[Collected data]

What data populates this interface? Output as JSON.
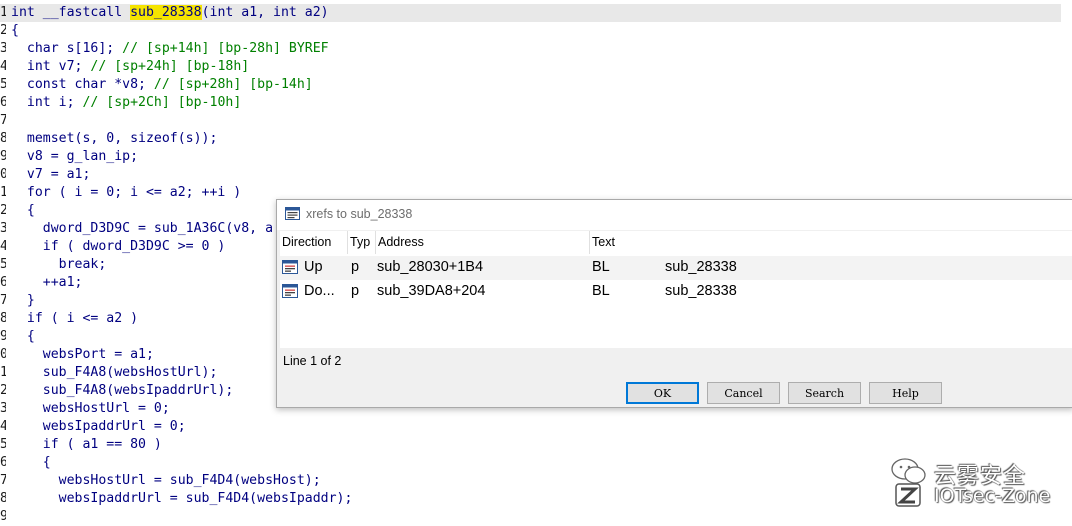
{
  "editor": {
    "line_numbers": [
      "1",
      "2",
      "3",
      "4",
      "5",
      "6",
      "7",
      "8",
      "9",
      "0",
      "1",
      "2",
      "3",
      "4",
      "5",
      "6",
      "7",
      "8",
      "9",
      "0",
      "1",
      "2",
      "3",
      "4",
      "5",
      "6",
      "7",
      "8",
      "9"
    ],
    "lines": [
      [
        "int __fastcall ",
        "sub_28338",
        "(int a1, int a2)"
      ],
      [
        "{"
      ],
      [
        "  char s[16]; ",
        "// [sp+14h] [bp-28h] BYREF"
      ],
      [
        "  int v7; ",
        "// [sp+24h] [bp-18h]"
      ],
      [
        "  const char *v8; ",
        "// [sp+28h] [bp-14h]"
      ],
      [
        "  int i; ",
        "// [sp+2Ch] [bp-10h]"
      ],
      [
        ""
      ],
      [
        "  memset(s, 0, sizeof(s));"
      ],
      [
        "  v8 = g_lan_ip;"
      ],
      [
        "  v7 = a1;"
      ],
      [
        "  for ( i = 0; i <= a2; ++i )"
      ],
      [
        "  {"
      ],
      [
        "    dword_D3D9C = sub_1A36C(v8, a"
      ],
      [
        "    if ( dword_D3D9C >= 0 )"
      ],
      [
        "      break;"
      ],
      [
        "    ++a1;"
      ],
      [
        "  }"
      ],
      [
        "  if ( i <= a2 )"
      ],
      [
        "  {"
      ],
      [
        "    websPort = a1;"
      ],
      [
        "    sub_F4A8(websHostUrl);"
      ],
      [
        "    sub_F4A8(websIpaddrUrl);"
      ],
      [
        "    websHostUrl = 0;"
      ],
      [
        "    websIpaddrUrl = 0;"
      ],
      [
        "    if ( a1 == 80 )"
      ],
      [
        "    {"
      ],
      [
        "      websHostUrl = sub_F4D4(websHost);"
      ],
      [
        "      websIpaddrUrl = sub_F4D4(websIpaddr);"
      ]
    ]
  },
  "dialog": {
    "title": "xrefs to sub_28338",
    "columns": [
      "Direction",
      "Typ",
      "Address",
      "Text"
    ],
    "rows": [
      {
        "direction": "Up",
        "type": "p",
        "address": "sub_28030+1B4",
        "instr": "BL",
        "target": "sub_28338"
      },
      {
        "direction": "Do...",
        "type": "p",
        "address": "sub_39DA8+204",
        "instr": "BL",
        "target": "sub_28338"
      }
    ],
    "status": "Line 1 of 2",
    "buttons": {
      "ok": "OK",
      "cancel": "Cancel",
      "search": "Search",
      "help": "Help"
    }
  },
  "watermark": {
    "line1": "云雾安全",
    "line2": "IOTsec-Zone"
  },
  "colors": {
    "highlight": "#f5e400",
    "comment": "#008000",
    "code": "#000080",
    "selection_border": "#0078d7"
  },
  "icons": {
    "dialog": "xref-window-icon",
    "row": "xref-entry-icon",
    "logo": "wechat-logo-icon"
  }
}
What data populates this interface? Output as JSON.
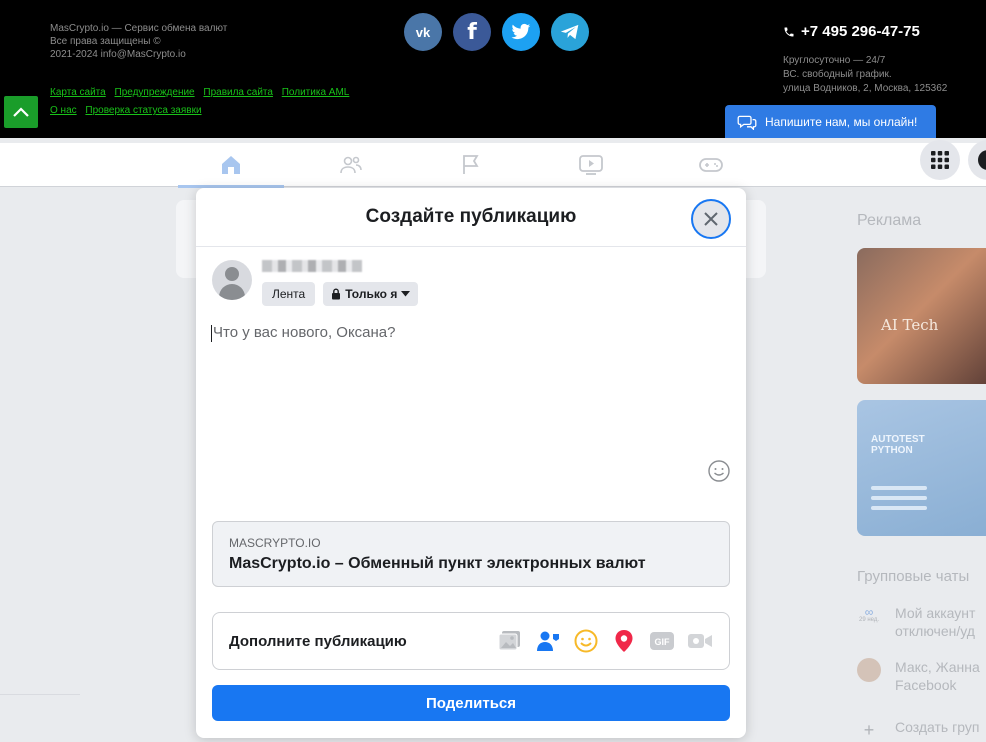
{
  "site_footer": {
    "line1": "MasCrypto.io — Сервис обмена валют",
    "line2": "Все права защищены ©",
    "line3": "2021-2024 info@MasCrypto.io",
    "links_row1": [
      "Карта сайта",
      "Предупреждение",
      "Правила сайта",
      "Политика AML"
    ],
    "links_row2": [
      "О нас",
      "Проверка статуса заявки"
    ],
    "socials": [
      "vk-icon",
      "facebook-icon",
      "twitter-icon",
      "telegram-icon"
    ],
    "vk_label": "vk",
    "fb_label": "f",
    "phone": "+7 495 296-47-75",
    "hours": "Круглосуточно — 24/7",
    "schedule": "ВС. свободный график.",
    "address": "улица Водников, 2, Москва, 125362",
    "chat_label": "Напишите нам, мы онлайн!"
  },
  "facebook": {
    "nav_tabs": [
      "home-icon",
      "friends-icon",
      "pages-icon",
      "watch-icon",
      "gaming-icon"
    ],
    "sidebar": {
      "ads_title": "Реклама",
      "ad1_text": "AI Tech",
      "ad2_text_l1": "AUTOTEST",
      "ad2_text_l2": "PYTHON",
      "group_chats_title": "Групповые чаты",
      "row1_l1": "Мой аккаунт",
      "row1_l2": "отключен/уд",
      "row1_badge": "29 нед.",
      "row2_l1": "Макс, Жанна",
      "row2_l2": "Facebook",
      "row3": "Создать груп"
    },
    "modal": {
      "title": "Создайте публикацию",
      "audience_feed": "Лента",
      "audience_privacy": "Только я",
      "composer_placeholder": "Что у вас нового, Оксана?",
      "link_preview_domain": "MASCRYPTO.IO",
      "link_preview_title": "MasCrypto.io – Обменный пункт электронных валют",
      "add_to_post": "Дополните публикацию",
      "share_button": "Поделиться"
    }
  }
}
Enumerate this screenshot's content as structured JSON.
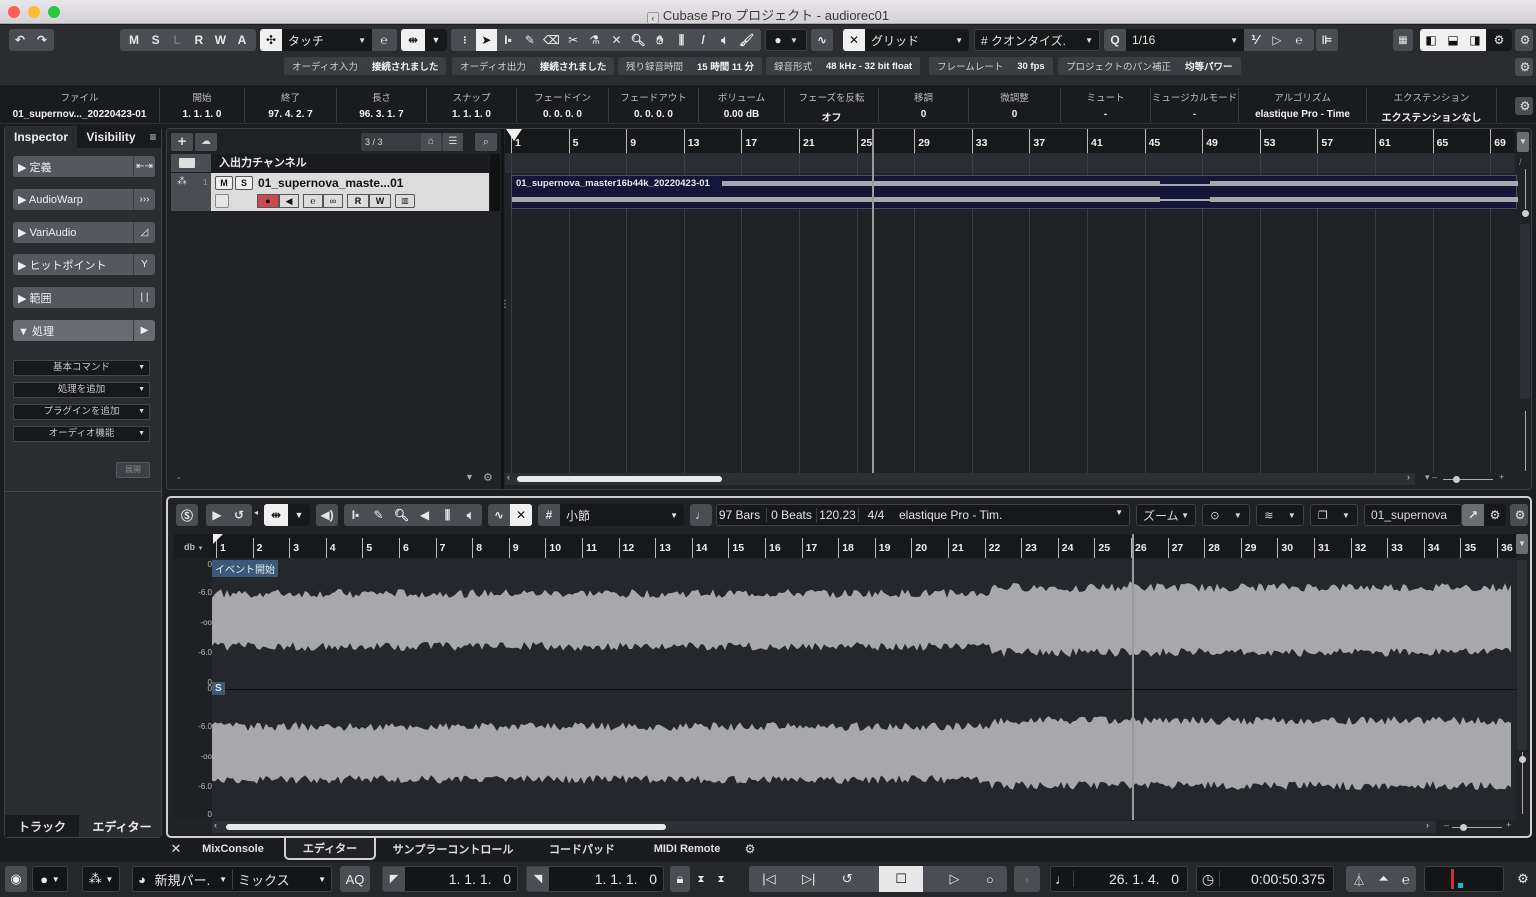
{
  "window": {
    "title": "Cubase Pro プロジェクト - audiorec01"
  },
  "toolbar": {
    "undo_icon": "undo-icon",
    "redo_icon": "redo-icon",
    "state_buttons": [
      "M",
      "S",
      "L",
      "R",
      "W",
      "A"
    ],
    "automation_mode": "タッチ",
    "snap_type": "グリッド",
    "quantize_type": "クオンタイズ.",
    "quantize_value": "1/16"
  },
  "status_strip": [
    {
      "label": "オーディオ入力",
      "value": "接続されました"
    },
    {
      "label": "オーディオ出力",
      "value": "接続されました"
    },
    {
      "label": "残り録音時間",
      "value": "15 時間 11 分"
    },
    {
      "label": "録音形式",
      "value": "48 kHz - 32 bit float"
    },
    {
      "label": "フレームレート",
      "value": "30 fps"
    },
    {
      "label": "プロジェクトのパン補正",
      "value": "均等パワー"
    }
  ],
  "infoline": [
    {
      "label": "ファイル",
      "value": "01_supernov..._20220423-01"
    },
    {
      "label": "開始",
      "value": "1. 1. 1.   0"
    },
    {
      "label": "終了",
      "value": "97. 4. 2.   7"
    },
    {
      "label": "長さ",
      "value": "96. 3. 1.   7"
    },
    {
      "label": "スナップ",
      "value": "1. 1. 1.   0"
    },
    {
      "label": "フェードイン",
      "value": "0. 0. 0.   0"
    },
    {
      "label": "フェードアウト",
      "value": "0. 0. 0.   0"
    },
    {
      "label": "ボリューム",
      "value": "0.00        dB"
    },
    {
      "label": "フェーズを反転",
      "value": "オフ"
    },
    {
      "label": "移調",
      "value": "0"
    },
    {
      "label": "微調整",
      "value": "0"
    },
    {
      "label": "ミュート",
      "value": "-"
    },
    {
      "label": "ミュージカルモード",
      "value": "-"
    },
    {
      "label": "アルゴリズム",
      "value": "elastique Pro - Time"
    },
    {
      "label": "エクステンション",
      "value": "エクステンションなし"
    }
  ],
  "inspector": {
    "tabs": [
      "Inspector",
      "Visibility"
    ],
    "sections": [
      {
        "label": "▶ 定義",
        "icon": "⇤⇥"
      },
      {
        "label": "▶ AudioWarp",
        "icon": "›››"
      },
      {
        "label": "▶ VariAudio",
        "icon": "◿"
      },
      {
        "label": "▶ ヒットポイント",
        "icon": "Y"
      },
      {
        "label": "▶ 範囲",
        "icon": "| |"
      },
      {
        "label": "▼ 処理",
        "icon": "▶"
      }
    ],
    "dropdowns": [
      "基本コマンド",
      "処理を追加",
      "プラグインを追加",
      "オーディオ機能"
    ],
    "expand_button": "展開"
  },
  "tracklist": {
    "count": "3 / 3",
    "folder_track": "入出力チャンネル",
    "audio_track": {
      "number": "1",
      "name": "01_supernova_maste...01",
      "mute": "M",
      "solo": "S",
      "read": "R",
      "write": "W"
    },
    "event_name": "01_supernova_master16b44k_20220423-01"
  },
  "project_ruler": [
    "1",
    "5",
    "9",
    "13",
    "17",
    "21",
    "25",
    "29",
    "33",
    "37",
    "41",
    "45",
    "49",
    "53",
    "57",
    "61",
    "65",
    "69"
  ],
  "editor": {
    "snap_type": "小節",
    "length_bars": "97 Bars",
    "length_beats": "0 Beats",
    "tempo": "120.23",
    "signature": "4/4",
    "algorithm": "elastique Pro - Tim.",
    "zoom": "ズーム",
    "event_name": "01_supernova",
    "db_label": "db",
    "event_start_label": "イベント開始",
    "sync_marker": "S",
    "ruler": [
      "1",
      "2",
      "3",
      "4",
      "5",
      "6",
      "7",
      "8",
      "9",
      "10",
      "11",
      "12",
      "13",
      "14",
      "15",
      "16",
      "17",
      "18",
      "19",
      "20",
      "21",
      "22",
      "23",
      "24",
      "25",
      "26",
      "27",
      "28",
      "29",
      "30",
      "31",
      "32",
      "33",
      "34",
      "35",
      "36"
    ],
    "db_scale": [
      "0",
      "-6.0",
      "-oo",
      "-6.0",
      "0",
      "0",
      "-6.0",
      "-oo",
      "-6.0",
      "0"
    ]
  },
  "left_bottom_tabs": [
    "トラック",
    "エディター"
  ],
  "zone_tabs": [
    "MixConsole",
    "エディター",
    "サンプラーコントロール",
    "コードパッド",
    "MIDI Remote"
  ],
  "transport": {
    "preset": "新規パー.",
    "mix": "ミックス",
    "aq": "AQ",
    "left_locator": "1. 1. 1.   0",
    "right_locator": "1. 1. 1.   0",
    "position_bars": "26. 1. 4.   0",
    "position_time": "0:00:50.375"
  },
  "colors": {
    "accent_red": "#c8323a",
    "record_red": "#d0454e",
    "event_bg": "#141538",
    "waveform": "#a8a8aa",
    "cyan": "#1fb5d0"
  }
}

▸ EXERCISE OBJECTIVE
Collect every line from the records above that contains the word "публикацию".

▸ REPLY
      "title": "Создайте публикацию",
      "add_to_post": "Дополните публикацию",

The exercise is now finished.